Exercise prompt —
Search the data for the string "side" and extract every line where it appears.

Material provided —

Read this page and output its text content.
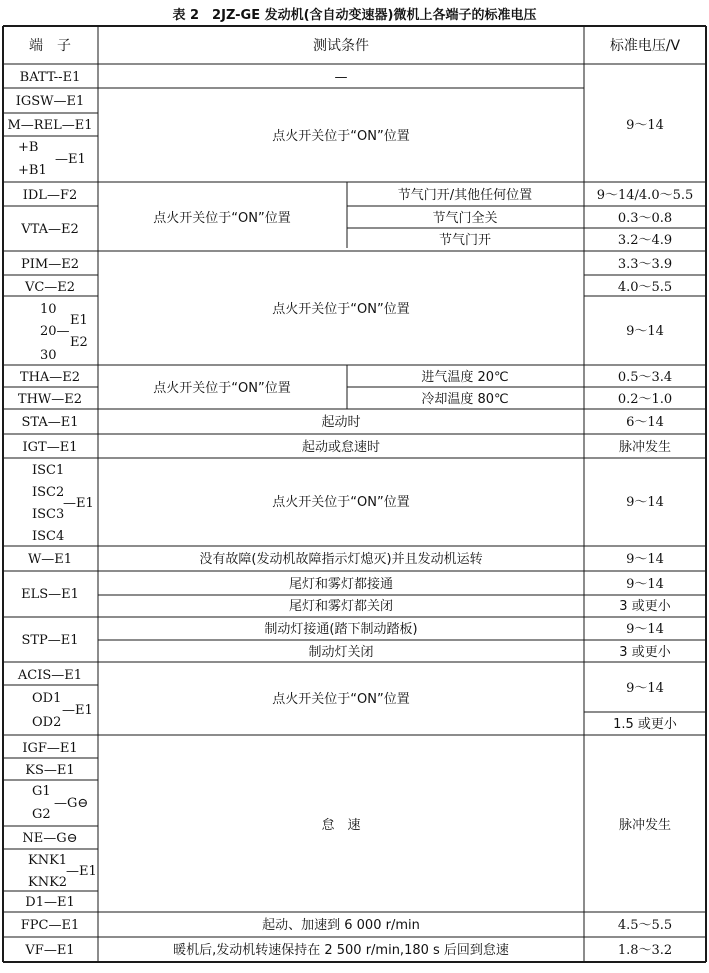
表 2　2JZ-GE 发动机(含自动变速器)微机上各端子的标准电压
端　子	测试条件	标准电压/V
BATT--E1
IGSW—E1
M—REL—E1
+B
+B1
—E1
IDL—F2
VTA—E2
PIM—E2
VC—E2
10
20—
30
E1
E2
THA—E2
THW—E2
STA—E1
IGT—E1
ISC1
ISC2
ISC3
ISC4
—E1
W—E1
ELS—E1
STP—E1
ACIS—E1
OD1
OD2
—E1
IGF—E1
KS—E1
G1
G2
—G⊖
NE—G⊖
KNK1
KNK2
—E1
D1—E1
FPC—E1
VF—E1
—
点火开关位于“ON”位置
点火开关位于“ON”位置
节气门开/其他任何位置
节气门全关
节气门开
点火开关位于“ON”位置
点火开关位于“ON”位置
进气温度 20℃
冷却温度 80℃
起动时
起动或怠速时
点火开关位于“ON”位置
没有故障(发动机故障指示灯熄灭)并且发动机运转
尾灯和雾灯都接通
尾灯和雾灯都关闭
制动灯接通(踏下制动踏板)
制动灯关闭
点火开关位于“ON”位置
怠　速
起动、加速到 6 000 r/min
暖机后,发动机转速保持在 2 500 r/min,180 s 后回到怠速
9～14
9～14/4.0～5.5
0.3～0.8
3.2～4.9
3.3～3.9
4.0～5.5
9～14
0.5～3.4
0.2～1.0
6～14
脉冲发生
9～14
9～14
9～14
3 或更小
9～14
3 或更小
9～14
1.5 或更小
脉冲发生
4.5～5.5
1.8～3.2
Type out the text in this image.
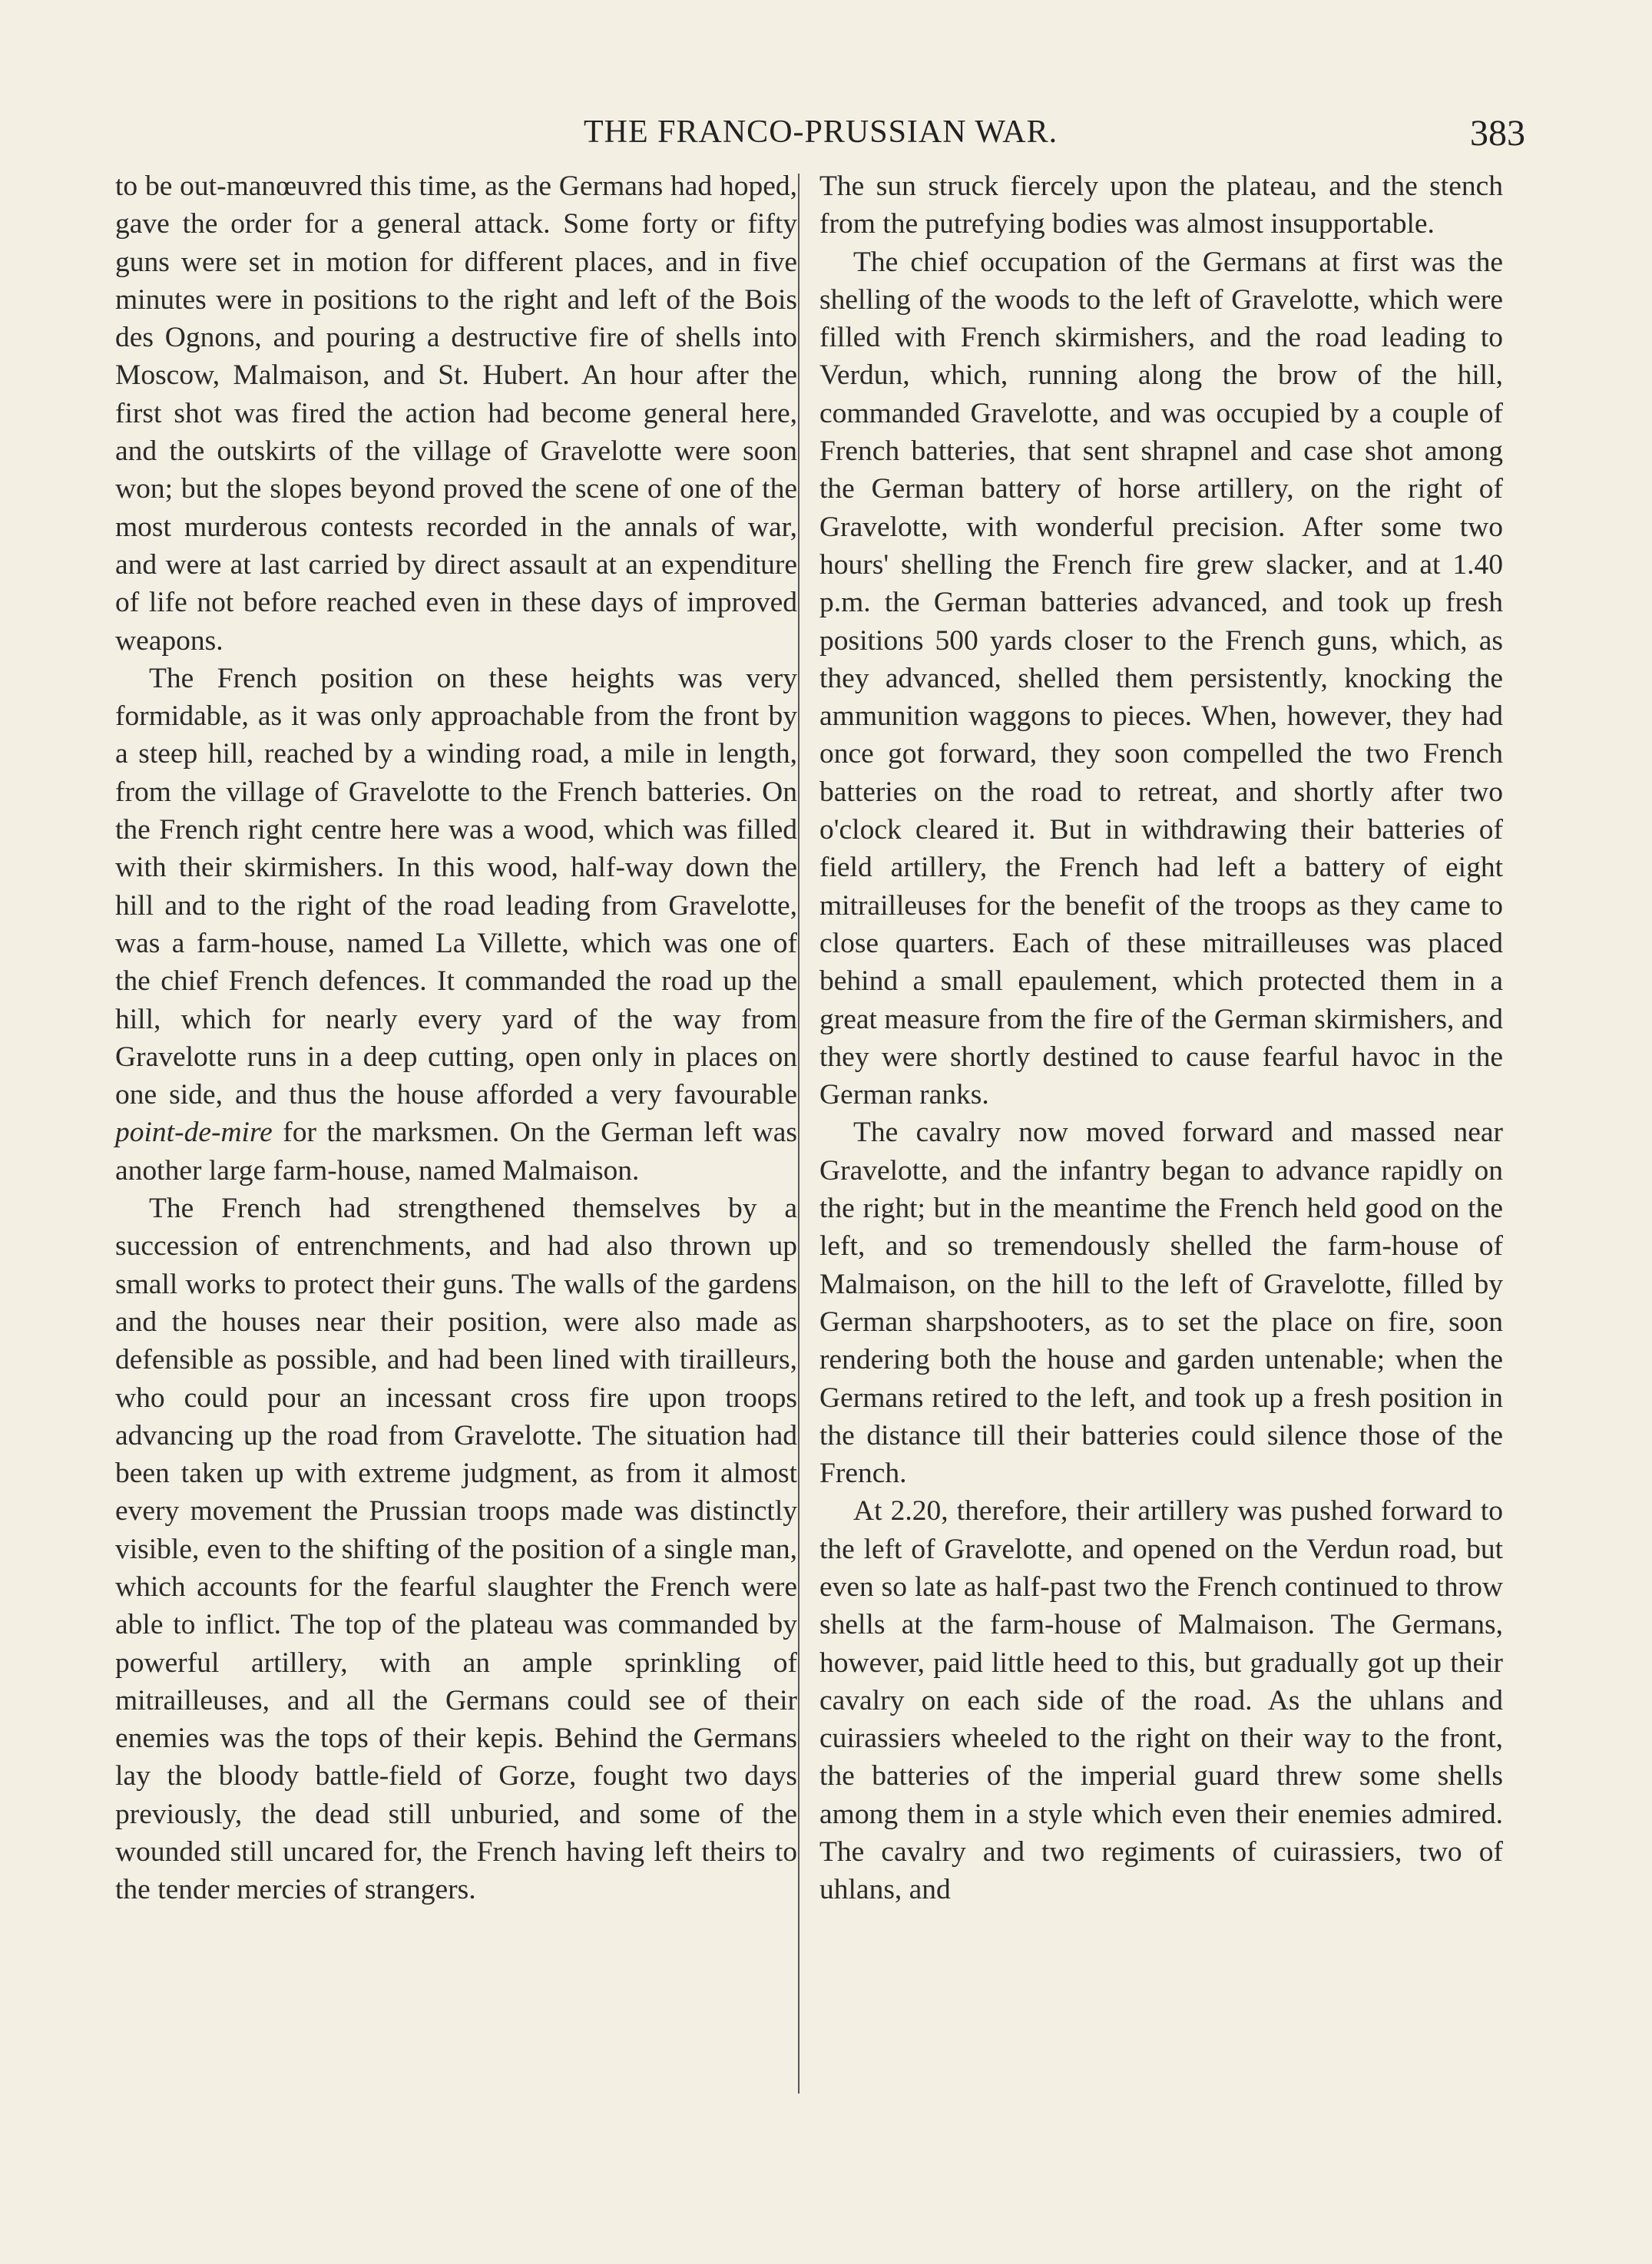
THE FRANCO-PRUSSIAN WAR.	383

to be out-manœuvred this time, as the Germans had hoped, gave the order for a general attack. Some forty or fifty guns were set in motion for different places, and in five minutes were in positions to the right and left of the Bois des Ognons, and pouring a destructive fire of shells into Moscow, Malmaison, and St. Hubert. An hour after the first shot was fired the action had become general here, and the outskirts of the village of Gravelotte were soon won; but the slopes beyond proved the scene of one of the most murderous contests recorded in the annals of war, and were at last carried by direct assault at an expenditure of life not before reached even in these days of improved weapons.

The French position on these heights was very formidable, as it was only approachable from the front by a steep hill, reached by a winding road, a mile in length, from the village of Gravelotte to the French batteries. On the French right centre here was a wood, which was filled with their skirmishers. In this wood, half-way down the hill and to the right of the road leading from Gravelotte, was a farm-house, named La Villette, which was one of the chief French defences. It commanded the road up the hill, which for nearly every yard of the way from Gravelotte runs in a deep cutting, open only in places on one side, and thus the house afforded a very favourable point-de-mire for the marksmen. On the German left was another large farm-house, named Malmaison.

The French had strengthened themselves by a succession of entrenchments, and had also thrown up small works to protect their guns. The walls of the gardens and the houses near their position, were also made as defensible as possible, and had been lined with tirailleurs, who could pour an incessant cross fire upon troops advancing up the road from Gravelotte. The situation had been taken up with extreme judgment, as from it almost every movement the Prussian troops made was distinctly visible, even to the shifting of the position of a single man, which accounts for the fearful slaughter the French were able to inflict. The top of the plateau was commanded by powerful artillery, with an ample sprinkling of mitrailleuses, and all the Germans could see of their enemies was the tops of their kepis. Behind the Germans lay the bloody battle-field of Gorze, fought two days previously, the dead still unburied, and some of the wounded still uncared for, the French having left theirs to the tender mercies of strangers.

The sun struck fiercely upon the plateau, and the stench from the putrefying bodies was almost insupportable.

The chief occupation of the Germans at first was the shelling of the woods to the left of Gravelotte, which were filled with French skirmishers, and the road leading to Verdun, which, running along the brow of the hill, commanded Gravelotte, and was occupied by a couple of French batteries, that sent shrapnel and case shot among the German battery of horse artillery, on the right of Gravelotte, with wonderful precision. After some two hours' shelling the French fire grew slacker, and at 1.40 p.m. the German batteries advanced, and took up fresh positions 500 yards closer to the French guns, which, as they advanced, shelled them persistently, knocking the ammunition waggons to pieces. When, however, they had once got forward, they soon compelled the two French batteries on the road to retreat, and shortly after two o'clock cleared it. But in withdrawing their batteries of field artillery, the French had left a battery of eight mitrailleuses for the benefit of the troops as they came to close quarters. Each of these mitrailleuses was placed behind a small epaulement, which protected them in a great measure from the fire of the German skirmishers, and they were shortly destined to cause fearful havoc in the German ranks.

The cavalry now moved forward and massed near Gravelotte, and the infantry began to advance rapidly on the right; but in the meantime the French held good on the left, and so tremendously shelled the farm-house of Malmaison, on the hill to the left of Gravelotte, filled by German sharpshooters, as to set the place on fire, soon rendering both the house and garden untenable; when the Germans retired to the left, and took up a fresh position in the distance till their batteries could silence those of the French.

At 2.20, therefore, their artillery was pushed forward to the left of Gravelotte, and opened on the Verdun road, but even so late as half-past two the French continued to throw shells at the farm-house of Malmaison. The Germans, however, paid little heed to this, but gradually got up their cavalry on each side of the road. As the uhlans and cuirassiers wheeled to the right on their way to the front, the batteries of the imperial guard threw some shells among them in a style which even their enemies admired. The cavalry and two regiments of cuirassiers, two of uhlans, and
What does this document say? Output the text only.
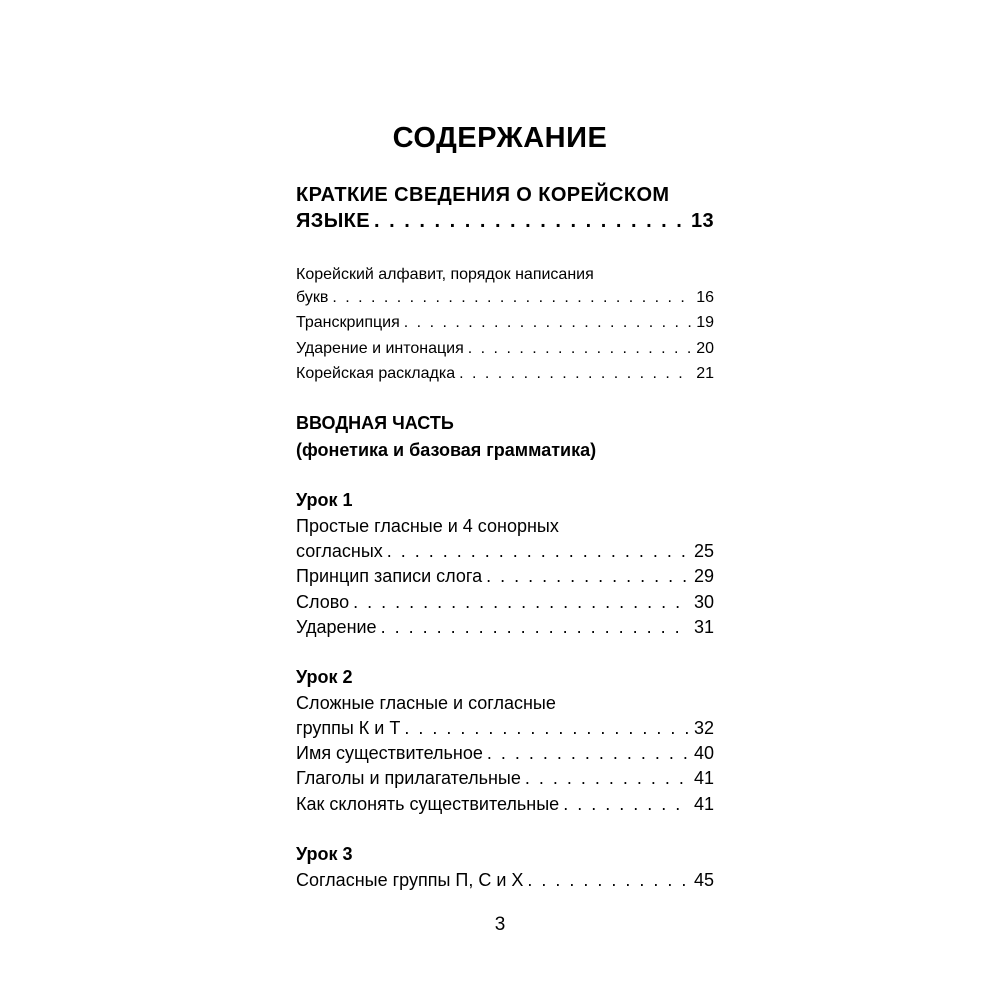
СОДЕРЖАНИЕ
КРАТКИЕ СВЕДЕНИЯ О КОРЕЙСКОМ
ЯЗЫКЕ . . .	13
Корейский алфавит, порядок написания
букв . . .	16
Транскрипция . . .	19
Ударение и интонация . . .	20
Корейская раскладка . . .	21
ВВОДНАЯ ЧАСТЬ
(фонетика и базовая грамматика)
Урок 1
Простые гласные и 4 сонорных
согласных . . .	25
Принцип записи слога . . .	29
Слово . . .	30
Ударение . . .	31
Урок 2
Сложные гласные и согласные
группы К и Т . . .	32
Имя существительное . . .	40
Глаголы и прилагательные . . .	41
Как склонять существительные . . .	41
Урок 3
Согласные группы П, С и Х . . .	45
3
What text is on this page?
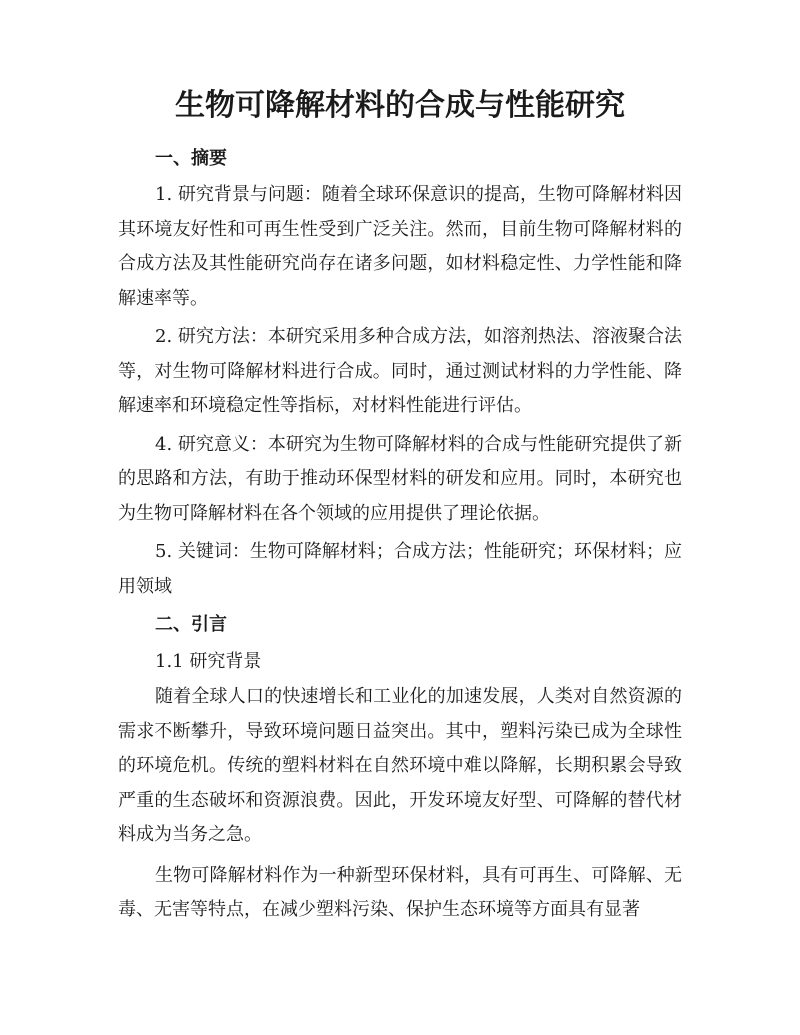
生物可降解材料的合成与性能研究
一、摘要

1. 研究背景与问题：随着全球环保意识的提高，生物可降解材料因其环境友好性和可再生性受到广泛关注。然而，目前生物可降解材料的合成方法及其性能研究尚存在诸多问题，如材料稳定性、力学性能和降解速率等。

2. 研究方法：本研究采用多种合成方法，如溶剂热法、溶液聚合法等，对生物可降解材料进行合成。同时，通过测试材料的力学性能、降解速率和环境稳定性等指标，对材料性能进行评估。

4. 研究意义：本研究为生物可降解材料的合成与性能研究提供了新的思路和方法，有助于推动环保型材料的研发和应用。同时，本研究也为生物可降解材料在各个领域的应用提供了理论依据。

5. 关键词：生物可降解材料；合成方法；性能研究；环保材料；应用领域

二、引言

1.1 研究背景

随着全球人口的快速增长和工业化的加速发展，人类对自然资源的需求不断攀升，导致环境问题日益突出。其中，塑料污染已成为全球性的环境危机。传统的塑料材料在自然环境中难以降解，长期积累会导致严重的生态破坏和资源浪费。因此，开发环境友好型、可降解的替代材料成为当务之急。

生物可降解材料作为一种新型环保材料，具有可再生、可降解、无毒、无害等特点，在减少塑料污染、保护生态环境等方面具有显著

Written solution —
The French position on these heights was very formidable, as it was only approachable from the front by a steep hill, reached by a winding road, a mile in length, from the village of Gravelotte to the French batteries. On the French right centre here was a wood, which was filled with their skirmishers. In this wood, half-way down the hill and to the right of the road leading from Gravelotte, was a farm-house, named La Villette, which was one of the chief French defences. It commanded the road up the hill, which for nearly every yard of the way from Gravelotte runs in a deep cutting, open only in places on one side, and thus the house afforded a very favourable point-de-mire for the marksmen. On the German left was another large farm-house, named Malmaison.
At 2.20, therefore, their artillery was pushed forward to the left of Gravelotte, and opened on the Verdun road, but even so late as half-past two the French continued to throw shells at the farm-house of Malmaison. The Germans, however, paid little heed to this, but gradually got up their cavalry on each side of the road. As the uhlans and cuirassiers wheeled to the right on their way to the front, the batteries of the imperial guard threw some shells among them in a style which even their enemies admired. The cavalry and two regiments of cuirassiers, two of uhlans, and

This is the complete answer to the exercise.